- _WORK INSTRUCTIONS_: Repeat each entry word for word. Leave any images out of the copy.

[Dataset excerpt]
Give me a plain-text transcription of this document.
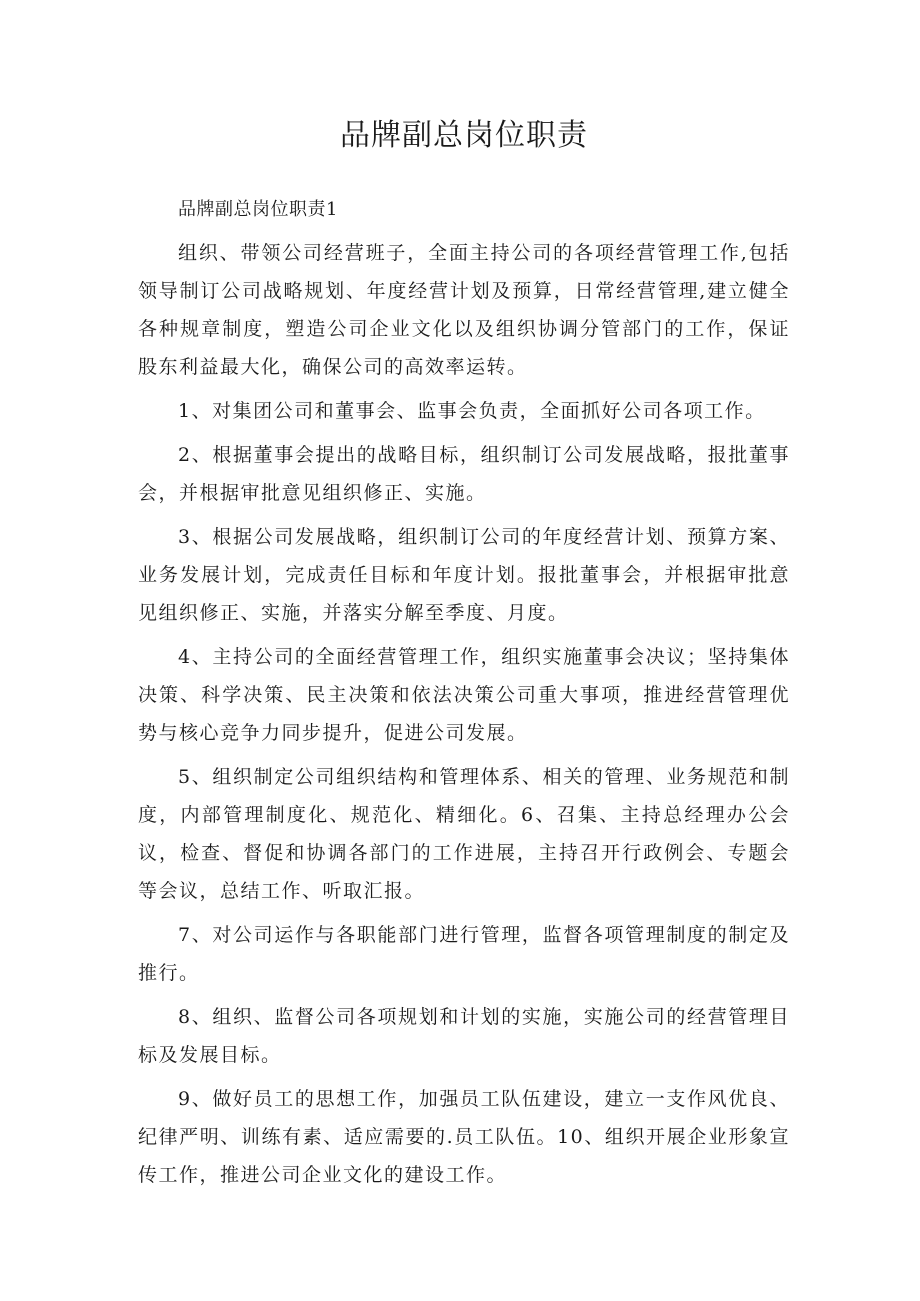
品牌副总岗位职责

品牌副总岗位职责1

组织、带领公司经营班子，全面主持公司的各项经营管理工作,包括领导制订公司战略规划、年度经营计划及预算，日常经营管理,建立健全各种规章制度，塑造公司企业文化以及组织协调分管部门的工作，保证股东利益最大化，确保公司的高效率运转。

1、对集团公司和董事会、监事会负责，全面抓好公司各项工作。

2、根据董事会提出的战略目标，组织制订公司发展战略，报批董事会，并根据审批意见组织修正、实施。

3、根据公司发展战略，组织制订公司的年度经营计划、预算方案、业务发展计划，完成责任目标和年度计划。报批董事会，并根据审批意见组织修正、实施，并落实分解至季度、月度。

4、主持公司的全面经营管理工作，组织实施董事会决议；坚持集体决策、科学决策、民主决策和依法决策公司重大事项，推进经营管理优势与核心竞争力同步提升，促进公司发展。

5、组织制定公司组织结构和管理体系、相关的管理、业务规范和制度，内部管理制度化、规范化、精细化。6、召集、主持总经理办公会议，检查、督促和协调各部门的工作进展，主持召开行政例会、专题会等会议，总结工作、听取汇报。

7、对公司运作与各职能部门进行管理，监督各项管理制度的制定及推行。

8、组织、监督公司各项规划和计划的实施，实施公司的经营管理目标及发展目标。

9、做好员工的思想工作，加强员工队伍建设，建立一支作风优良、纪律严明、训练有素、适应需要的.员工队伍。10、组织开展企业形象宣传工作，推进公司企业文化的建设工作。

- _RESPONSE TO THIS TASK_:
Give me a plain-text transcription of this document.
品牌副总岗位职责

品牌副总岗位职责1

组织、带领公司经营班子，全面主持公司的各项经营管理工作,包括领导制订公司战略规划、年度经营计划及预算，日常经营管理,建立健全各种规章制度，塑造公司企业文化以及组织协调分管部门的工作，保证股东利益最大化，确保公司的高效率运转。

1、对集团公司和董事会、监事会负责，全面抓好公司各项工作。

2、根据董事会提出的战略目标，组织制订公司发展战略，报批董事会，并根据审批意见组织修正、实施。

3、根据公司发展战略，组织制订公司的年度经营计划、预算方案、业务发展计划，完成责任目标和年度计划。报批董事会，并根据审批意见组织修正、实施，并落实分解至季度、月度。

4、主持公司的全面经营管理工作，组织实施董事会决议；坚持集体决策、科学决策、民主决策和依法决策公司重大事项，推进经营管理优势与核心竞争力同步提升，促进公司发展。

5、组织制定公司组织结构和管理体系、相关的管理、业务规范和制度，内部管理制度化、规范化、精细化。6、召集、主持总经理办公会议，检查、督促和协调各部门的工作进展，主持召开行政例会、专题会等会议，总结工作、听取汇报。

7、对公司运作与各职能部门进行管理，监督各项管理制度的制定及推行。

8、组织、监督公司各项规划和计划的实施，实施公司的经营管理目标及发展目标。

9、做好员工的思想工作，加强员工队伍建设，建立一支作风优良、纪律严明、训练有素、适应需要的.员工队伍。10、组织开展企业形象宣传工作，推进公司企业文化的建设工作。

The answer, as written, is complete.